- **EXERCISE INPUTS**
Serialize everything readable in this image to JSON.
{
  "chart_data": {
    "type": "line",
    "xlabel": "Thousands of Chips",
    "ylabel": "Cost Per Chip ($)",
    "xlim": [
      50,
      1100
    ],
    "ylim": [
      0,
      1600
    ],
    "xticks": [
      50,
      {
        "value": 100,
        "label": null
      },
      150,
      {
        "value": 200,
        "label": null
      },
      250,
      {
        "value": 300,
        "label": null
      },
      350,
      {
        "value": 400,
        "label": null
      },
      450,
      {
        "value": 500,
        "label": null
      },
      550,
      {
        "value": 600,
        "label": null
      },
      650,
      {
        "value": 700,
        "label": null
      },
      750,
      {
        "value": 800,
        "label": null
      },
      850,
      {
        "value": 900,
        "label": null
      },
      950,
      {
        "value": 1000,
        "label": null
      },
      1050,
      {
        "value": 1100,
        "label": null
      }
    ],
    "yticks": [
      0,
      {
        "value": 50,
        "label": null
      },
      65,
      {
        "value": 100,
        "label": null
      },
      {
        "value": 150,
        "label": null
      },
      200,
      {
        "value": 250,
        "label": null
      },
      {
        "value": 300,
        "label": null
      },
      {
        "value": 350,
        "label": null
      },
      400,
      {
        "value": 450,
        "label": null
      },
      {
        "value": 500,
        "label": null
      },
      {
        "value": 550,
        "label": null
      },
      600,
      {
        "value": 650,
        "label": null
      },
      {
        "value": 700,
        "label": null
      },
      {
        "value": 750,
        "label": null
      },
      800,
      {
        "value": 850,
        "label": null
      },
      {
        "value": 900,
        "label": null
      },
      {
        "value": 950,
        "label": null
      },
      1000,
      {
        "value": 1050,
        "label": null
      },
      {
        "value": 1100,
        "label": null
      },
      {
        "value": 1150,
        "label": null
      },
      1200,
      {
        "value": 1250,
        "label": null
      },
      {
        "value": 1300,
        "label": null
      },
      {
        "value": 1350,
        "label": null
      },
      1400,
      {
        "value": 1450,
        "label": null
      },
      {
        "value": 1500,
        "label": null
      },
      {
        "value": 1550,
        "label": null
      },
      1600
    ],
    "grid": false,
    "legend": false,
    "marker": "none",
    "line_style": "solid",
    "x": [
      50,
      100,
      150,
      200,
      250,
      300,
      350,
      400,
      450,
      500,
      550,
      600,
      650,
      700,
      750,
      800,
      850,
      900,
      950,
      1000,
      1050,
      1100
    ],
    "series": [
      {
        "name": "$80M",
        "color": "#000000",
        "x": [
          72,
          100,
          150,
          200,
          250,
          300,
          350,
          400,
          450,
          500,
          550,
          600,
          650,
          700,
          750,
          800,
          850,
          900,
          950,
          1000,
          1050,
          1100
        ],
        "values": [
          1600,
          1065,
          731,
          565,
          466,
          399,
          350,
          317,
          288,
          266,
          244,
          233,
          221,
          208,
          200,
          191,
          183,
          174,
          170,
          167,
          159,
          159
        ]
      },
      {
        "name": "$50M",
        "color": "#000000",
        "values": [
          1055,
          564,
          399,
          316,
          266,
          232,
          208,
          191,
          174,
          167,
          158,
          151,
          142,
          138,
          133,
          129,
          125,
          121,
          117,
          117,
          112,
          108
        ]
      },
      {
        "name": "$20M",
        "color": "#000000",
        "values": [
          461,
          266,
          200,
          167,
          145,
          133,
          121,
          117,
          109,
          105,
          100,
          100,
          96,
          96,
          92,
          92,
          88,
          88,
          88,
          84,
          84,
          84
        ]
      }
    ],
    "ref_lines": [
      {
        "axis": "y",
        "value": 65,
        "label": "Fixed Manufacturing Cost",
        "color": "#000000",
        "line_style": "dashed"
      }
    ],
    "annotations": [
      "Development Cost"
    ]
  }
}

- **TASK REQUIREMENTS**
Every line of the material must be returned exactly as it appears.

- **COMPLETE ANSWER**
Serialize everything readable in this image to JSON.
{
  "chart_data": {
    "type": "line",
    "xlabel": "Thousands of Chips",
    "ylabel": "Cost Per Chip ($)",
    "xlim": [
      50,
      1100
    ],
    "ylim": [
      0,
      1600
    ],
    "xticks": [
      50,
      {
        "value": 100,
        "label": null
      },
      150,
      {
        "value": 200,
        "label": null
      },
      250,
      {
        "value": 300,
        "label": null
      },
      350,
      {
        "value": 400,
        "label": null
      },
      450,
      {
        "value": 500,
        "label": null
      },
      550,
      {
        "value": 600,
        "label": null
      },
      650,
      {
        "value": 700,
        "label": null
      },
      750,
      {
        "value": 800,
        "label": null
      },
      850,
      {
        "value": 900,
        "label": null
      },
      950,
      {
        "value": 1000,
        "label": null
      },
      1050,
      {
        "value": 1100,
        "label": null
      }
    ],
    "yticks": [
      0,
      {
        "value": 50,
        "label": null
      },
      65,
      {
        "value": 100,
        "label": null
      },
      {
        "value": 150,
        "label": null
      },
      200,
      {
        "value": 250,
        "label": null
      },
      {
        "value": 300,
        "label": null
      },
      {
        "value": 350,
        "label": null
      },
      400,
      {
        "value": 450,
        "label": null
      },
      {
        "value": 500,
        "label": null
      },
      {
        "value": 550,
        "label": null
      },
      600,
      {
        "value": 650,
        "label": null
      },
      {
        "value": 700,
        "label": null
      },
      {
        "value": 750,
        "label": null
      },
      800,
      {
        "value": 850,
        "label": null
      },
      {
        "value": 900,
        "label": null
      },
      {
        "value": 950,
        "label": null
      },
      1000,
      {
        "value": 1050,
        "label": null
      },
      {
        "value": 1100,
        "label": null
      },
      {
        "value": 1150,
        "label": null
      },
      1200,
      {
        "value": 1250,
        "label": null
      },
      {
        "value": 1300,
        "label": null
      },
      {
        "value": 1350,
        "label": null
      },
      1400,
      {
        "value": 1450,
        "label": null
      },
      {
        "value": 1500,
        "label": null
      },
      {
        "value": 1550,
        "label": null
      },
      1600
    ],
    "grid": false,
    "legend": false,
    "marker": "none",
    "line_style": "solid",
    "x": [
      50,
      100,
      150,
      200,
      250,
      300,
      350,
      400,
      450,
      500,
      550,
      600,
      650,
      700,
      750,
      800,
      850,
      900,
      950,
      1000,
      1050,
      1100
    ],
    "series": [
      {
        "name": "$80M",
        "color": "#000000",
        "x": [
          72,
          100,
          150,
          200,
          250,
          300,
          350,
          400,
          450,
          500,
          550,
          600,
          650,
          700,
          750,
          800,
          850,
          900,
          950,
          1000,
          1050,
          1100
        ],
        "values": [
          1600,
          1065,
          731,
          565,
          466,
          399,
          350,
          317,
          288,
          266,
          244,
          233,
          221,
          208,
          200,
          191,
          183,
          174,
          170,
          167,
          159,
          159
        ]
      },
      {
        "name": "$50M",
        "color": "#000000",
        "values": [
          1055,
          564,
          399,
          316,
          266,
          232,
          208,
          191,
          174,
          167,
          158,
          151,
          142,
          138,
          133,
          129,
          125,
          121,
          117,
          117,
          112,
          108
        ]
      },
      {
        "name": "$20M",
        "color": "#000000",
        "values": [
          461,
          266,
          200,
          167,
          145,
          133,
          121,
          117,
          109,
          105,
          100,
          100,
          96,
          96,
          92,
          92,
          88,
          88,
          88,
          84,
          84,
          84
        ]
      }
    ],
    "ref_lines": [
      {
        "axis": "y",
        "value": 65,
        "label": "Fixed Manufacturing Cost",
        "color": "#000000",
        "line_style": "dashed"
      }
    ],
    "annotations": [
      "Development Cost"
    ]
  }
}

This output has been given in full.